TASK TO CARRY OUT
Please give the count of lines holding the string "image" and nothing besides.

ITEMS
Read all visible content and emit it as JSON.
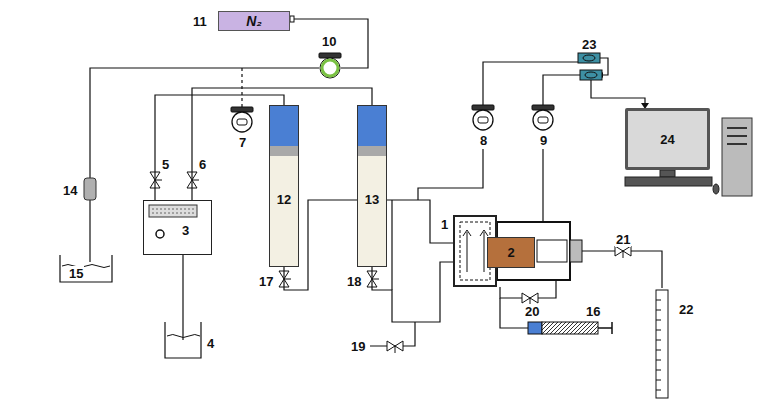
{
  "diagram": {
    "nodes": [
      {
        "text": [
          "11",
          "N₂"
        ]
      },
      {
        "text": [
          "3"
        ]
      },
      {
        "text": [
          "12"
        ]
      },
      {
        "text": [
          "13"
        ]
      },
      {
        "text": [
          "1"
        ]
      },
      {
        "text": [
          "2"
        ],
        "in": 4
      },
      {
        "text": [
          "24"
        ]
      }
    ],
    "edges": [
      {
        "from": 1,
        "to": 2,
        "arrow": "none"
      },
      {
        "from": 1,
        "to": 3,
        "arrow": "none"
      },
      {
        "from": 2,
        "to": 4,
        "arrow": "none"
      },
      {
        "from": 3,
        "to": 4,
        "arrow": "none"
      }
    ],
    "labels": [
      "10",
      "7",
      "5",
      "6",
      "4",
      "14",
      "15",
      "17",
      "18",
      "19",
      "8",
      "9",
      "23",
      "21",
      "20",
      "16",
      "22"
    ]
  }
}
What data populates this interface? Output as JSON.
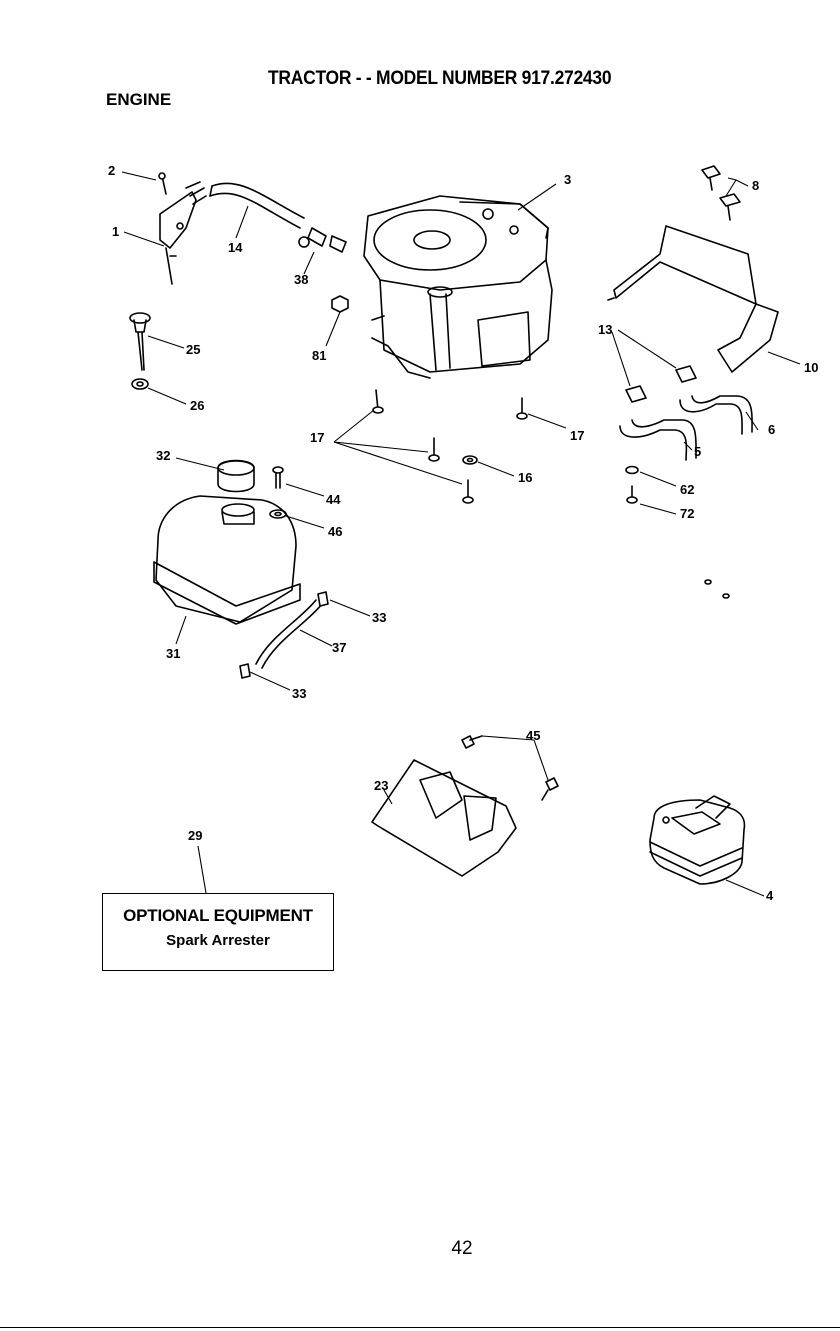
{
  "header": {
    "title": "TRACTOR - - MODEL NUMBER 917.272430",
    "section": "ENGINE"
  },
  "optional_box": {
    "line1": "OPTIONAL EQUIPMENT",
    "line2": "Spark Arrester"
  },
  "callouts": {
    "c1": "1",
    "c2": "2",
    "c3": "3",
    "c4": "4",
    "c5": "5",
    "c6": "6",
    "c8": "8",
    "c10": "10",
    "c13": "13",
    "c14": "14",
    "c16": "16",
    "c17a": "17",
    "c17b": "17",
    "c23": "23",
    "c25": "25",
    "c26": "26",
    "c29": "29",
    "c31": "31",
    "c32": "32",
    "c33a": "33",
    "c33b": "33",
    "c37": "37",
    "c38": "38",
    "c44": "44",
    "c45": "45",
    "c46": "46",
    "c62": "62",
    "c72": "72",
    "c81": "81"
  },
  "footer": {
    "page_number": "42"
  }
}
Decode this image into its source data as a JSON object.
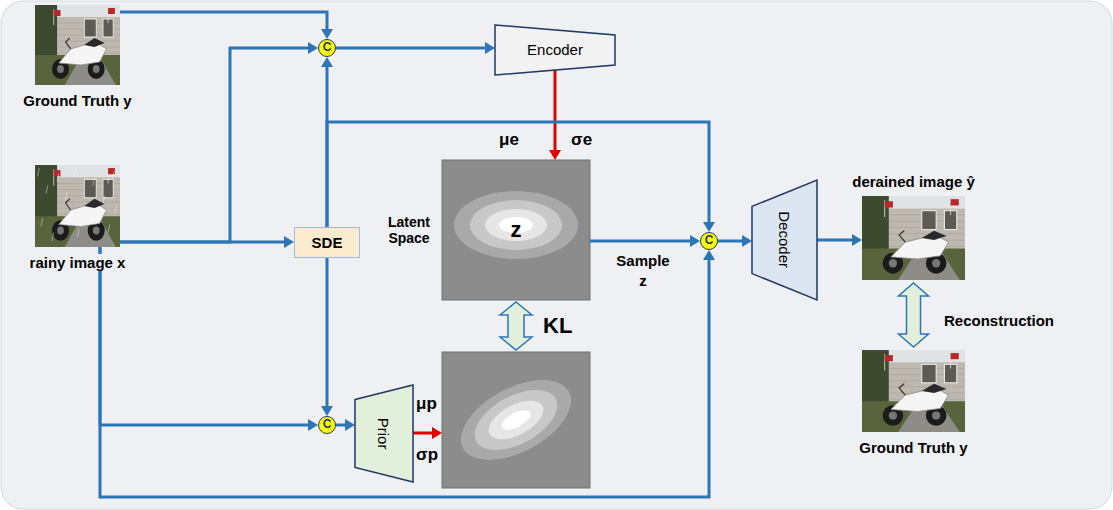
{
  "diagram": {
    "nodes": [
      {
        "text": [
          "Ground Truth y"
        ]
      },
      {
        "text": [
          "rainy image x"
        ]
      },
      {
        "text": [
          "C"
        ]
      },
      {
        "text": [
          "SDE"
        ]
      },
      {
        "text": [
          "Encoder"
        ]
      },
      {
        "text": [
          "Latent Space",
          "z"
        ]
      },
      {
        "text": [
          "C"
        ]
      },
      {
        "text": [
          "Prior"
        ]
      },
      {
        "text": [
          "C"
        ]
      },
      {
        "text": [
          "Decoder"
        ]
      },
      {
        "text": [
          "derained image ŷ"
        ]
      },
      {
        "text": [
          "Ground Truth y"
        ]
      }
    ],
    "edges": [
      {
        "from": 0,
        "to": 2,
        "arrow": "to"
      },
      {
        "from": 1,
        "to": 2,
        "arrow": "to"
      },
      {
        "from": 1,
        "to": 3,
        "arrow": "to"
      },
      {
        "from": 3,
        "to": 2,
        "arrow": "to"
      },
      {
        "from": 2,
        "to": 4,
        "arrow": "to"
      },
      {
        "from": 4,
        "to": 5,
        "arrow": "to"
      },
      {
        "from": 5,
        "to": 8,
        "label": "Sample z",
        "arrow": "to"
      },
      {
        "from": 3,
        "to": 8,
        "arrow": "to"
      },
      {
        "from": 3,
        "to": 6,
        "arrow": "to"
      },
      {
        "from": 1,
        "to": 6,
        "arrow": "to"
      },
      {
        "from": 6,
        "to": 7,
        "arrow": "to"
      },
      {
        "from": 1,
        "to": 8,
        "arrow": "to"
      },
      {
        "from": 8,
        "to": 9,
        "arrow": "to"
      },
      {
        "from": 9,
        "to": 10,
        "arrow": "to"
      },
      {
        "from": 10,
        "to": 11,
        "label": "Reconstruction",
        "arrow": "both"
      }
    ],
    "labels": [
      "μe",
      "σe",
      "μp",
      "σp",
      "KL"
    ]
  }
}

IN RESPONSE
3